The task: Leave out the pictures and restate the rest of the data exactly.

Figure record listings
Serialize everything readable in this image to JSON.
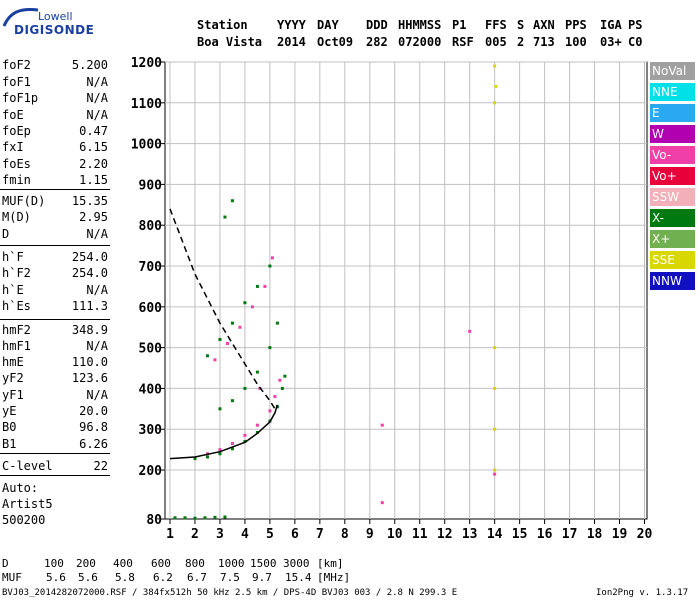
{
  "logo": {
    "top": "Lowell",
    "bottom": "DIGISONDE"
  },
  "header": {
    "row1": [
      "Station",
      "YYYY",
      "DAY",
      "DDD",
      "HHMMSS",
      "P1",
      "FFS",
      "S",
      "AXN",
      "PPS",
      "IGA",
      "PS"
    ],
    "row2": [
      "Boa Vista",
      "2014",
      "Oct09",
      "282",
      "072000",
      "RSF",
      "005",
      "2",
      "713",
      "100",
      "03+",
      "C0"
    ]
  },
  "params": [
    {
      "name": "foF2",
      "value": "5.200"
    },
    {
      "name": "foF1",
      "value": "N/A"
    },
    {
      "name": "foF1p",
      "value": "N/A"
    },
    {
      "name": "foE",
      "value": "N/A"
    },
    {
      "name": "foEp",
      "value": "0.47"
    },
    {
      "name": "fxI",
      "value": "6.15"
    },
    {
      "name": "foEs",
      "value": "2.20"
    },
    {
      "name": "fmin",
      "value": "1.15"
    },
    {
      "name": "MUF(D)",
      "value": "15.35"
    },
    {
      "name": "M(D)",
      "value": "2.95"
    },
    {
      "name": "D",
      "value": "N/A"
    },
    {
      "name": "h`F",
      "value": "254.0"
    },
    {
      "name": "h`F2",
      "value": "254.0"
    },
    {
      "name": "h`E",
      "value": "N/A"
    },
    {
      "name": "h`Es",
      "value": "111.3"
    },
    {
      "name": "hmF2",
      "value": "348.9"
    },
    {
      "name": "hmF1",
      "value": "N/A"
    },
    {
      "name": "hmE",
      "value": "110.0"
    },
    {
      "name": "yF2",
      "value": "123.6"
    },
    {
      "name": "yF1",
      "value": "N/A"
    },
    {
      "name": "yE",
      "value": "20.0"
    },
    {
      "name": "B0",
      "value": "96.8"
    },
    {
      "name": "B1",
      "value": "6.26"
    },
    {
      "name": "C-level",
      "value": "22"
    }
  ],
  "auto": {
    "line1": "Auto:",
    "line2": "Artist5",
    "line3": "500200"
  },
  "legend": [
    {
      "label": "NoVal",
      "color": "#a0a0a0"
    },
    {
      "label": "NNE",
      "color": "#00e0e8"
    },
    {
      "label": "E",
      "color": "#2aa8f0"
    },
    {
      "label": "W",
      "color": "#b000b0"
    },
    {
      "label": "Vo-",
      "color": "#f040a8"
    },
    {
      "label": "Vo+",
      "color": "#e8003a"
    },
    {
      "label": "SSW",
      "color": "#f4b0b8"
    },
    {
      "label": "X-",
      "color": "#007a10"
    },
    {
      "label": "X+",
      "color": "#70b050"
    },
    {
      "label": "SSE",
      "color": "#d8d800"
    },
    {
      "label": "NNW",
      "color": "#1010c0"
    }
  ],
  "mufTable": {
    "d_label": "D",
    "d_values": [
      "100",
      "200",
      "400",
      "600",
      "800",
      "1000",
      "1500",
      "3000"
    ],
    "d_unit": "[km]",
    "muf_label": "MUF",
    "muf_values": [
      "5.6",
      "5.6",
      "5.8",
      "6.2",
      "6.7",
      "7.5",
      "9.7",
      "15.4"
    ],
    "muf_unit": "[MHz]"
  },
  "footer": {
    "left": "BVJ03_2014282072000.RSF / 384fx512h 50 kHz 2.5 km / DPS-4D BVJ03 003 / 2.8 N 299.3 E",
    "right": "Ion2Png v. 1.3.17"
  },
  "chart_data": {
    "type": "scatter",
    "xlabel": "",
    "ylabel": "",
    "xlim": [
      0.8,
      20.1
    ],
    "ylim": [
      80,
      1200
    ],
    "xticks": [
      1,
      2,
      3,
      4,
      5,
      6,
      7,
      8,
      9,
      10,
      11,
      12,
      13,
      14,
      15,
      16,
      17,
      18,
      19,
      20
    ],
    "yticks": [
      80,
      200,
      300,
      400,
      500,
      600,
      700,
      800,
      900,
      1000,
      1100,
      1200
    ],
    "grid": true,
    "series": [
      {
        "name": "traces",
        "color": "#007a10",
        "points": [
          [
            1.2,
            83
          ],
          [
            1.6,
            83
          ],
          [
            2.0,
            82
          ],
          [
            2.4,
            83
          ],
          [
            2.8,
            84
          ],
          [
            3.2,
            85
          ],
          [
            2.0,
            228
          ],
          [
            2.5,
            232
          ],
          [
            3.0,
            240
          ],
          [
            3.5,
            252
          ],
          [
            4.0,
            270
          ],
          [
            4.5,
            292
          ],
          [
            5.0,
            320
          ],
          [
            5.3,
            355
          ],
          [
            5.5,
            400
          ],
          [
            5.6,
            430
          ],
          [
            3.0,
            350
          ],
          [
            3.5,
            370
          ],
          [
            4.0,
            400
          ],
          [
            4.5,
            440
          ],
          [
            5.0,
            500
          ],
          [
            5.3,
            560
          ],
          [
            2.5,
            480
          ],
          [
            3.0,
            520
          ],
          [
            3.5,
            560
          ],
          [
            4.0,
            610
          ],
          [
            4.5,
            650
          ],
          [
            5.0,
            700
          ],
          [
            3.2,
            820
          ],
          [
            3.5,
            860
          ]
        ]
      },
      {
        "name": "vertical-o",
        "color": "#f040a8",
        "points": [
          [
            2.5,
            240
          ],
          [
            3.0,
            250
          ],
          [
            3.5,
            265
          ],
          [
            4.0,
            285
          ],
          [
            4.5,
            310
          ],
          [
            5.0,
            345
          ],
          [
            5.2,
            380
          ],
          [
            2.8,
            470
          ],
          [
            3.3,
            510
          ],
          [
            3.8,
            550
          ],
          [
            4.3,
            600
          ],
          [
            4.8,
            650
          ],
          [
            5.1,
            720
          ],
          [
            9.5,
            120
          ],
          [
            9.5,
            310
          ],
          [
            13.0,
            540
          ],
          [
            14.0,
            190
          ],
          [
            4.6,
            400
          ],
          [
            5.4,
            420
          ]
        ]
      },
      {
        "name": "sse-trace",
        "color": "#d8d800",
        "points": [
          [
            14.0,
            200
          ],
          [
            14.0,
            300
          ],
          [
            14.0,
            400
          ],
          [
            14.0,
            500
          ],
          [
            14.0,
            1100
          ],
          [
            14.05,
            1140
          ],
          [
            14.0,
            1190
          ]
        ]
      }
    ],
    "lines": [
      {
        "name": "profile",
        "style": "solid",
        "points": [
          [
            1.0,
            228
          ],
          [
            2.0,
            232
          ],
          [
            3.0,
            245
          ],
          [
            4.0,
            268
          ],
          [
            4.5,
            290
          ],
          [
            5.0,
            318
          ],
          [
            5.2,
            340
          ],
          [
            5.3,
            360
          ]
        ]
      },
      {
        "name": "muf-curve",
        "style": "dashed",
        "points": [
          [
            1.0,
            840
          ],
          [
            1.5,
            760
          ],
          [
            2.0,
            680
          ],
          [
            2.5,
            620
          ],
          [
            3.0,
            560
          ],
          [
            3.5,
            510
          ],
          [
            4.0,
            460
          ],
          [
            4.5,
            410
          ],
          [
            5.0,
            370
          ],
          [
            5.2,
            350
          ]
        ]
      }
    ]
  }
}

Answer for the task:
Serialize everything readable in this image to JSON.
{
  "logo": {
    "top": "Lowell",
    "bottom": "DIGISONDE"
  },
  "header": {
    "row1": [
      "Station",
      "YYYY",
      "DAY",
      "DDD",
      "HHMMSS",
      "P1",
      "FFS",
      "S",
      "AXN",
      "PPS",
      "IGA",
      "PS"
    ],
    "row2": [
      "Boa Vista",
      "2014",
      "Oct09",
      "282",
      "072000",
      "RSF",
      "005",
      "2",
      "713",
      "100",
      "03+",
      "C0"
    ]
  },
  "params": [
    {
      "name": "foF2",
      "value": "5.200"
    },
    {
      "name": "foF1",
      "value": "N/A"
    },
    {
      "name": "foF1p",
      "value": "N/A"
    },
    {
      "name": "foE",
      "value": "N/A"
    },
    {
      "name": "foEp",
      "value": "0.47"
    },
    {
      "name": "fxI",
      "value": "6.15"
    },
    {
      "name": "foEs",
      "value": "2.20"
    },
    {
      "name": "fmin",
      "value": "1.15"
    },
    {
      "name": "MUF(D)",
      "value": "15.35"
    },
    {
      "name": "M(D)",
      "value": "2.95"
    },
    {
      "name": "D",
      "value": "N/A"
    },
    {
      "name": "h`F",
      "value": "254.0"
    },
    {
      "name": "h`F2",
      "value": "254.0"
    },
    {
      "name": "h`E",
      "value": "N/A"
    },
    {
      "name": "h`Es",
      "value": "111.3"
    },
    {
      "name": "hmF2",
      "value": "348.9"
    },
    {
      "name": "hmF1",
      "value": "N/A"
    },
    {
      "name": "hmE",
      "value": "110.0"
    },
    {
      "name": "yF2",
      "value": "123.6"
    },
    {
      "name": "yF1",
      "value": "N/A"
    },
    {
      "name": "yE",
      "value": "20.0"
    },
    {
      "name": "B0",
      "value": "96.8"
    },
    {
      "name": "B1",
      "value": "6.26"
    },
    {
      "name": "C-level",
      "value": "22"
    }
  ],
  "auto": {
    "line1": "Auto:",
    "line2": "Artist5",
    "line3": "500200"
  },
  "legend": [
    {
      "label": "NoVal",
      "color": "#a0a0a0"
    },
    {
      "label": "NNE",
      "color": "#00e0e8"
    },
    {
      "label": "E",
      "color": "#2aa8f0"
    },
    {
      "label": "W",
      "color": "#b000b0"
    },
    {
      "label": "Vo-",
      "color": "#f040a8"
    },
    {
      "label": "Vo+",
      "color": "#e8003a"
    },
    {
      "label": "SSW",
      "color": "#f4b0b8"
    },
    {
      "label": "X-",
      "color": "#007a10"
    },
    {
      "label": "X+",
      "color": "#70b050"
    },
    {
      "label": "SSE",
      "color": "#d8d800"
    },
    {
      "label": "NNW",
      "color": "#1010c0"
    }
  ],
  "mufTable": {
    "d_label": "D",
    "d_values": [
      "100",
      "200",
      "400",
      "600",
      "800",
      "1000",
      "1500",
      "3000"
    ],
    "d_unit": "[km]",
    "muf_label": "MUF",
    "muf_values": [
      "5.6",
      "5.6",
      "5.8",
      "6.2",
      "6.7",
      "7.5",
      "9.7",
      "15.4"
    ],
    "muf_unit": "[MHz]"
  },
  "footer": {
    "left": "BVJ03_2014282072000.RSF / 384fx512h 50 kHz 2.5 km / DPS-4D BVJ03 003 / 2.8 N 299.3 E",
    "right": "Ion2Png v. 1.3.17"
  },
  "chart_data": {
    "type": "scatter",
    "xlabel": "",
    "ylabel": "",
    "xlim": [
      0.8,
      20.1
    ],
    "ylim": [
      80,
      1200
    ],
    "xticks": [
      1,
      2,
      3,
      4,
      5,
      6,
      7,
      8,
      9,
      10,
      11,
      12,
      13,
      14,
      15,
      16,
      17,
      18,
      19,
      20
    ],
    "yticks": [
      80,
      200,
      300,
      400,
      500,
      600,
      700,
      800,
      900,
      1000,
      1100,
      1200
    ],
    "grid": true,
    "series": [
      {
        "name": "traces",
        "color": "#007a10",
        "points": [
          [
            1.2,
            83
          ],
          [
            1.6,
            83
          ],
          [
            2.0,
            82
          ],
          [
            2.4,
            83
          ],
          [
            2.8,
            84
          ],
          [
            3.2,
            85
          ],
          [
            2.0,
            228
          ],
          [
            2.5,
            232
          ],
          [
            3.0,
            240
          ],
          [
            3.5,
            252
          ],
          [
            4.0,
            270
          ],
          [
            4.5,
            292
          ],
          [
            5.0,
            320
          ],
          [
            5.3,
            355
          ],
          [
            5.5,
            400
          ],
          [
            5.6,
            430
          ],
          [
            3.0,
            350
          ],
          [
            3.5,
            370
          ],
          [
            4.0,
            400
          ],
          [
            4.5,
            440
          ],
          [
            5.0,
            500
          ],
          [
            5.3,
            560
          ],
          [
            2.5,
            480
          ],
          [
            3.0,
            520
          ],
          [
            3.5,
            560
          ],
          [
            4.0,
            610
          ],
          [
            4.5,
            650
          ],
          [
            5.0,
            700
          ],
          [
            3.2,
            820
          ],
          [
            3.5,
            860
          ]
        ]
      },
      {
        "name": "vertical-o",
        "color": "#f040a8",
        "points": [
          [
            2.5,
            240
          ],
          [
            3.0,
            250
          ],
          [
            3.5,
            265
          ],
          [
            4.0,
            285
          ],
          [
            4.5,
            310
          ],
          [
            5.0,
            345
          ],
          [
            5.2,
            380
          ],
          [
            2.8,
            470
          ],
          [
            3.3,
            510
          ],
          [
            3.8,
            550
          ],
          [
            4.3,
            600
          ],
          [
            4.8,
            650
          ],
          [
            5.1,
            720
          ],
          [
            9.5,
            120
          ],
          [
            9.5,
            310
          ],
          [
            13.0,
            540
          ],
          [
            14.0,
            190
          ],
          [
            4.6,
            400
          ],
          [
            5.4,
            420
          ]
        ]
      },
      {
        "name": "sse-trace",
        "color": "#d8d800",
        "points": [
          [
            14.0,
            200
          ],
          [
            14.0,
            300
          ],
          [
            14.0,
            400
          ],
          [
            14.0,
            500
          ],
          [
            14.0,
            1100
          ],
          [
            14.05,
            1140
          ],
          [
            14.0,
            1190
          ]
        ]
      }
    ],
    "lines": [
      {
        "name": "profile",
        "style": "solid",
        "points": [
          [
            1.0,
            228
          ],
          [
            2.0,
            232
          ],
          [
            3.0,
            245
          ],
          [
            4.0,
            268
          ],
          [
            4.5,
            290
          ],
          [
            5.0,
            318
          ],
          [
            5.2,
            340
          ],
          [
            5.3,
            360
          ]
        ]
      },
      {
        "name": "muf-curve",
        "style": "dashed",
        "points": [
          [
            1.0,
            840
          ],
          [
            1.5,
            760
          ],
          [
            2.0,
            680
          ],
          [
            2.5,
            620
          ],
          [
            3.0,
            560
          ],
          [
            3.5,
            510
          ],
          [
            4.0,
            460
          ],
          [
            4.5,
            410
          ],
          [
            5.0,
            370
          ],
          [
            5.2,
            350
          ]
        ]
      }
    ]
  }
}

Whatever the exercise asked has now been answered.